JOB:
Reproduce each line of the material exactly, minus any picture.
---- SUPPLIED MATERIAL
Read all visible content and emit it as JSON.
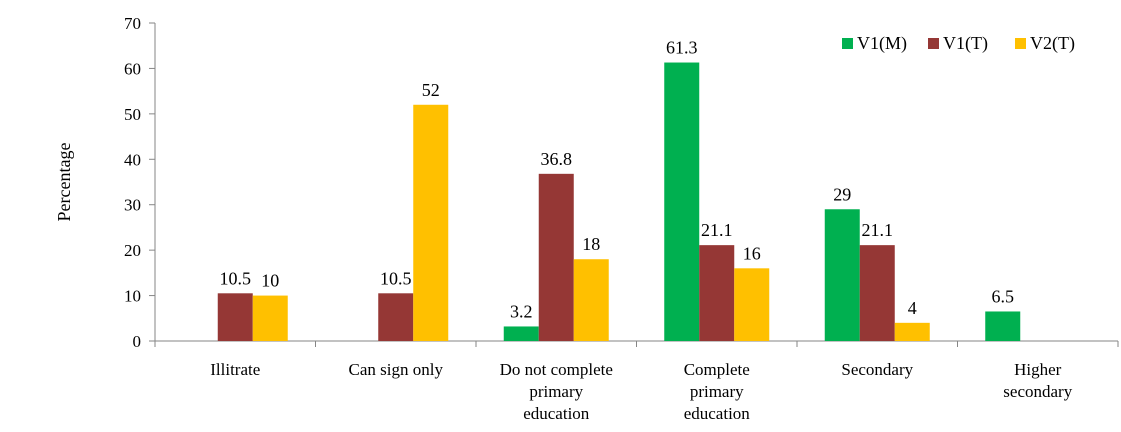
{
  "chart_data": {
    "type": "bar",
    "categories": [
      [
        "Illitrate"
      ],
      [
        "Can sign only"
      ],
      [
        "Do not complete",
        "primary",
        "education"
      ],
      [
        "Complete",
        "primary",
        "education"
      ],
      [
        "Secondary"
      ],
      [
        "Higher",
        "secondary"
      ]
    ],
    "series": [
      {
        "name": "V1(M)",
        "color": "#00b050",
        "values": [
          null,
          null,
          3.2,
          61.3,
          29,
          6.5
        ],
        "labels": [
          null,
          null,
          "3.2",
          "61.3",
          "29",
          "6.5"
        ]
      },
      {
        "name": "V1(T)",
        "color": "#953735",
        "values": [
          10.5,
          10.5,
          36.8,
          21.1,
          21.1,
          null
        ],
        "labels": [
          "10.5",
          "10.5",
          "36.8",
          "21.1",
          "21.1",
          null
        ]
      },
      {
        "name": "V2(T)",
        "color": "#ffc000",
        "values": [
          10,
          52,
          18,
          16,
          4,
          null
        ],
        "labels": [
          "10",
          "52",
          "18",
          "16",
          "4",
          null
        ]
      }
    ],
    "title": "",
    "xlabel": "",
    "ylabel": "Percentage",
    "ylim": [
      0,
      70
    ],
    "yticks": [
      "0",
      "10",
      "20",
      "30",
      "40",
      "50",
      "60",
      "70"
    ],
    "grid": false,
    "legend_position": "top-right"
  }
}
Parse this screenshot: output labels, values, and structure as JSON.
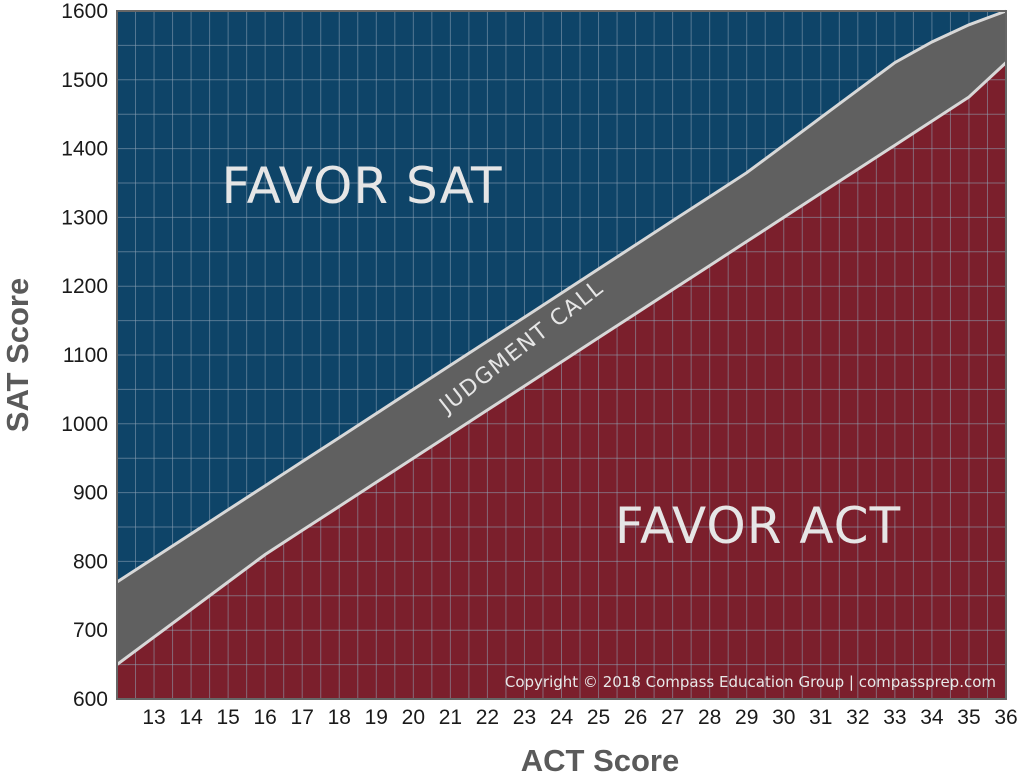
{
  "chart_data": {
    "type": "area",
    "xlabel": "ACT Score",
    "ylabel": "SAT Score",
    "xlim": [
      12,
      36
    ],
    "ylim": [
      600,
      1600
    ],
    "x_ticks": [
      13,
      14,
      15,
      16,
      17,
      18,
      19,
      20,
      21,
      22,
      23,
      24,
      25,
      26,
      27,
      28,
      29,
      30,
      31,
      32,
      33,
      34,
      35,
      36
    ],
    "y_ticks": [
      600,
      700,
      800,
      900,
      1000,
      1100,
      1200,
      1300,
      1400,
      1500,
      1600
    ],
    "grid": true,
    "series": [
      {
        "name": "JUDGMENT CALL",
        "x": [
          12,
          13,
          14,
          15,
          16,
          17,
          18,
          19,
          20,
          21,
          22,
          23,
          24,
          25,
          26,
          27,
          28,
          29,
          30,
          31,
          32,
          33,
          34,
          35,
          36
        ],
        "upper": [
          770,
          805,
          840,
          875,
          910,
          945,
          980,
          1015,
          1050,
          1085,
          1120,
          1155,
          1190,
          1225,
          1260,
          1295,
          1330,
          1365,
          1405,
          1445,
          1485,
          1525,
          1555,
          1580,
          1600
        ],
        "lower": [
          650,
          690,
          730,
          770,
          810,
          845,
          880,
          915,
          950,
          985,
          1020,
          1055,
          1090,
          1125,
          1160,
          1195,
          1230,
          1265,
          1300,
          1335,
          1370,
          1405,
          1440,
          1475,
          1525
        ]
      }
    ],
    "annotations": [
      "FAVOR SAT",
      "FAVOR ACT",
      "JUDGMENT CALL"
    ],
    "colors": {
      "sat_region": "#0e4468",
      "act_region": "#7b1f2c",
      "band": "#606060",
      "band_edge": "#d8d8d8",
      "grid": "#8fa4b6"
    }
  },
  "labels": {
    "favor_sat": "FAVOR SAT",
    "favor_act": "FAVOR ACT",
    "judgment_call": "JUDGMENT CALL",
    "copyright": "Copyright © 2018 Compass Education Group | compassprep.com",
    "xlabel": "ACT Score",
    "ylabel": "SAT Score"
  }
}
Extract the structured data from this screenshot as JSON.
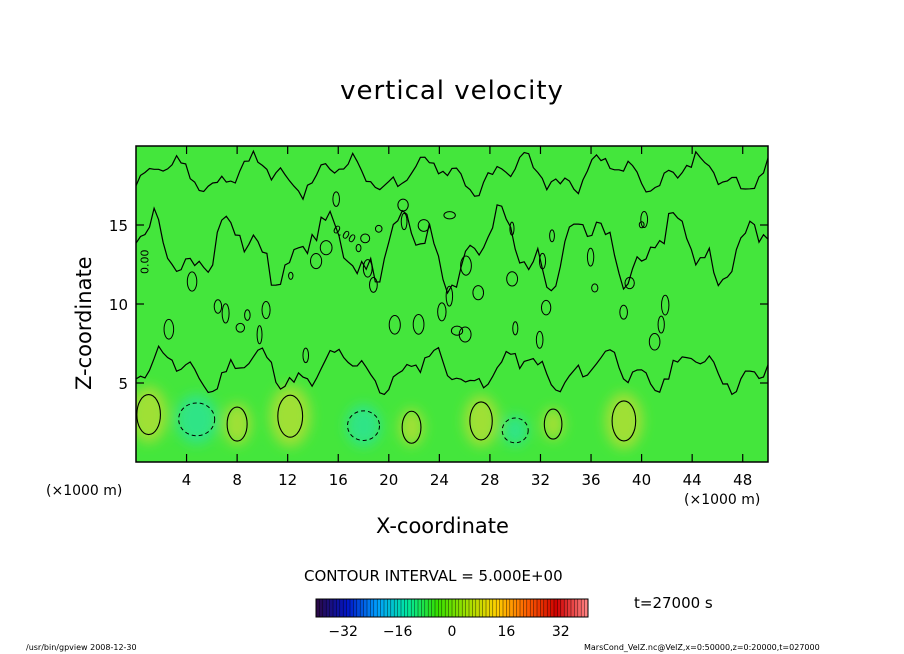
{
  "chart_data": {
    "type": "heatmap",
    "title": "vertical velocity",
    "xlabel": "X-coordinate",
    "ylabel": "Z-coordinate",
    "x_unit_label": "(×1000 m)",
    "xlim": [
      0,
      50
    ],
    "ylim": [
      0,
      20
    ],
    "x_ticks": [
      4,
      8,
      12,
      16,
      20,
      24,
      28,
      32,
      36,
      40,
      44,
      48
    ],
    "y_ticks": [
      5,
      10,
      15
    ],
    "contour_interval_label": "CONTOUR INTERVAL = 5.000E+00",
    "zero_contour_labels": [
      "0.00",
      "0.00"
    ],
    "colorbar": {
      "range": [
        -40,
        40
      ],
      "ticks": [
        -32,
        -16,
        0,
        16,
        32
      ],
      "colors": [
        "#2a0a4a",
        "#0015c8",
        "#00a0ff",
        "#00e8a0",
        "#35e000",
        "#a0e000",
        "#ffd000",
        "#ff6000",
        "#d00000",
        "#ff8080"
      ]
    },
    "field_colors": {
      "background": "#44e63c",
      "updraft": "#a8e034",
      "downdraft": "#2ce48e"
    },
    "updraft_cores": [
      {
        "x": 1.0,
        "z": 3.0,
        "w": 8
      },
      {
        "x": 12.2,
        "z": 2.9,
        "w": 9
      },
      {
        "x": 27.3,
        "z": 2.6,
        "w": 7
      },
      {
        "x": 38.6,
        "z": 2.6,
        "w": 8
      },
      {
        "x": 8.0,
        "z": 2.4,
        "w": 5
      },
      {
        "x": 21.8,
        "z": 2.2,
        "w": 4
      },
      {
        "x": 33.0,
        "z": 2.4,
        "w": 3
      }
    ],
    "downdraft_cores": [
      {
        "x": 4.8,
        "z": 2.7,
        "w": -8
      },
      {
        "x": 18.0,
        "z": 2.3,
        "w": -6
      },
      {
        "x": 30.0,
        "z": 2.0,
        "w": -3
      }
    ],
    "time_label": "t=27000 s"
  },
  "footer": {
    "left": "/usr/bin/gpview   2008-12-30",
    "right": "MarsCond_VelZ.nc@VelZ,x=0:50000,z=0:20000,t=027000"
  }
}
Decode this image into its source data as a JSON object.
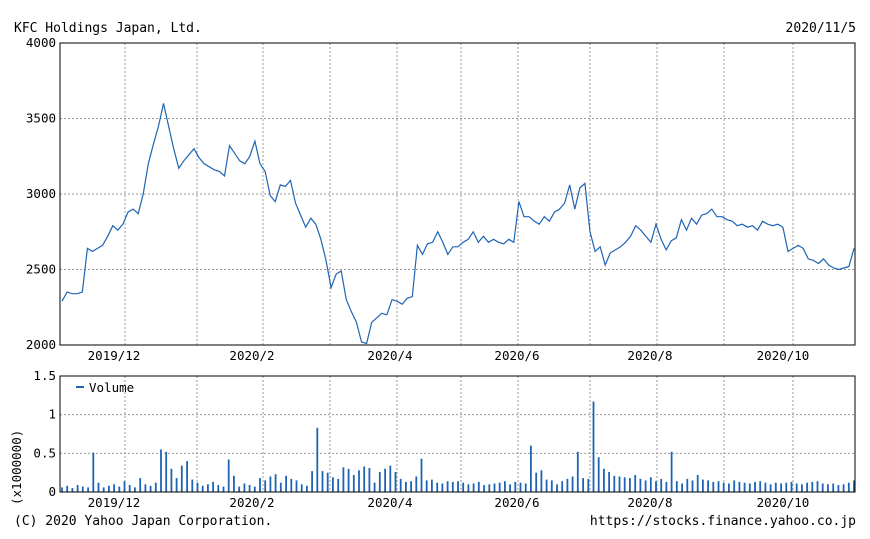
--------
WRITTEN RESPONSE:
Read all visible content and emit it as JSON.
{
  "chart_data": {
    "type": "bar",
    "categories": [
      [
        "Illitrate"
      ],
      [
        "Can sign only"
      ],
      [
        "Do not complete",
        "primary",
        "education"
      ],
      [
        "Complete",
        "primary",
        "education"
      ],
      [
        "Secondary"
      ],
      [
        "Higher",
        "secondary"
      ]
    ],
    "series": [
      {
        "name": "V1(M)",
        "color": "#00b050",
        "values": [
          null,
          null,
          3.2,
          61.3,
          29,
          6.5
        ],
        "labels": [
          null,
          null,
          "3.2",
          "61.3",
          "29",
          "6.5"
        ]
      },
      {
        "name": "V1(T)",
        "color": "#953735",
        "values": [
          10.5,
          10.5,
          36.8,
          21.1,
          21.1,
          null
        ],
        "labels": [
          "10.5",
          "10.5",
          "36.8",
          "21.1",
          "21.1",
          null
        ]
      },
      {
        "name": "V2(T)",
        "color": "#ffc000",
        "values": [
          10,
          52,
          18,
          16,
          4,
          null
        ],
        "labels": [
          "10",
          "52",
          "18",
          "16",
          "4",
          null
        ]
      }
    ],
    "title": "",
    "xlabel": "",
    "ylabel": "Percentage",
    "ylim": [
      0,
      70
    ],
    "yticks": [
      "0",
      "10",
      "20",
      "30",
      "40",
      "50",
      "60",
      "70"
    ],
    "grid": false,
    "legend_position": "top-right"
  }
}
Parse this screenshot: output labels, values, and structure as JSON.
{
  "chart_data": {
    "type": "area",
    "xlabel": "ACT Score",
    "ylabel": "SAT Score",
    "xlim": [
      12,
      36
    ],
    "ylim": [
      600,
      1600
    ],
    "x_ticks": [
      13,
      14,
      15,
      16,
      17,
      18,
      19,
      20,
      21,
      22,
      23,
      24,
      25,
      26,
      27,
      28,
      29,
      30,
      31,
      32,
      33,
      34,
      35,
      36
    ],
    "y_ticks": [
      600,
      700,
      800,
      900,
      1000,
      1100,
      1200,
      1300,
      1400,
      1500,
      1600
    ],
    "grid": true,
    "series": [
      {
        "name": "JUDGMENT CALL",
        "x": [
          12,
          13,
          14,
          15,
          16,
          17,
          18,
          19,
          20,
          21,
          22,
          23,
          24,
          25,
          26,
          27,
          28,
          29,
          30,
          31,
          32,
          33,
          34,
          35,
          36
        ],
        "upper": [
          770,
          805,
          840,
          875,
          910,
          945,
          980,
          1015,
          1050,
          1085,
          1120,
          1155,
          1190,
          1225,
          1260,
          1295,
          1330,
          1365,
          1405,
          1445,
          1485,
          1525,
          1555,
          1580,
          1600
        ],
        "lower": [
          650,
          690,
          730,
          770,
          810,
          845,
          880,
          915,
          950,
          985,
          1020,
          1055,
          1090,
          1125,
          1160,
          1195,
          1230,
          1265,
          1300,
          1335,
          1370,
          1405,
          1440,
          1475,
          1525
        ]
      }
    ],
    "annotations": [
      "FAVOR SAT",
      "FAVOR ACT",
      "JUDGMENT CALL"
    ],
    "colors": {
      "sat_region": "#0e4468",
      "act_region": "#7b1f2c",
      "band": "#606060",
      "band_edge": "#d8d8d8",
      "grid": "#8fa4b6"
    }
  },
  "labels": {
    "favor_sat": "FAVOR SAT",
    "favor_act": "FAVOR ACT",
    "judgment_call": "JUDGMENT CALL",
    "copyright": "Copyright © 2018 Compass Education Group | compassprep.com",
    "xlabel": "ACT Score",
    "ylabel": "SAT Score"
  }
}
Extract the structured data from this screenshot as JSON.
{
  "chart_data": {
    "type": "heatmap",
    "title": "vertical velocity",
    "xlabel": "X-coordinate",
    "ylabel": "Z-coordinate",
    "x_unit_label": "(×1000 m)",
    "xlim": [
      0,
      50
    ],
    "ylim": [
      0,
      20
    ],
    "x_ticks": [
      4,
      8,
      12,
      16,
      20,
      24,
      28,
      32,
      36,
      40,
      44,
      48
    ],
    "y_ticks": [
      5,
      10,
      15
    ],
    "contour_interval_label": "CONTOUR INTERVAL = 5.000E+00",
    "zero_contour_labels": [
      "0.00",
      "0.00"
    ],
    "colorbar": {
      "range": [
        -40,
        40
      ],
      "ticks": [
        -32,
        -16,
        0,
        16,
        32
      ],
      "colors": [
        "#2a0a4a",
        "#0015c8",
        "#00a0ff",
        "#00e8a0",
        "#35e000",
        "#a0e000",
        "#ffd000",
        "#ff6000",
        "#d00000",
        "#ff8080"
      ]
    },
    "field_colors": {
      "background": "#44e63c",
      "updraft": "#a8e034",
      "downdraft": "#2ce48e"
    },
    "updraft_cores": [
      {
        "x": 1.0,
        "z": 3.0,
        "w": 8
      },
      {
        "x": 12.2,
        "z": 2.9,
        "w": 9
      },
      {
        "x": 27.3,
        "z": 2.6,
        "w": 7
      },
      {
        "x": 38.6,
        "z": 2.6,
        "w": 8
      },
      {
        "x": 8.0,
        "z": 2.4,
        "w": 5
      },
      {
        "x": 21.8,
        "z": 2.2,
        "w": 4
      },
      {
        "x": 33.0,
        "z": 2.4,
        "w": 3
      }
    ],
    "downdraft_cores": [
      {
        "x": 4.8,
        "z": 2.7,
        "w": -8
      },
      {
        "x": 18.0,
        "z": 2.3,
        "w": -6
      },
      {
        "x": 30.0,
        "z": 2.0,
        "w": -3
      }
    ],
    "time_label": "t=27000 s"
  },
  "footer": {
    "left": "/usr/bin/gpview   2008-12-30",
    "right": "MarsCond_VelZ.nc@VelZ,x=0:50000,z=0:20000,t=027000"
  }
}
Decode this image into its source data as a JSON object.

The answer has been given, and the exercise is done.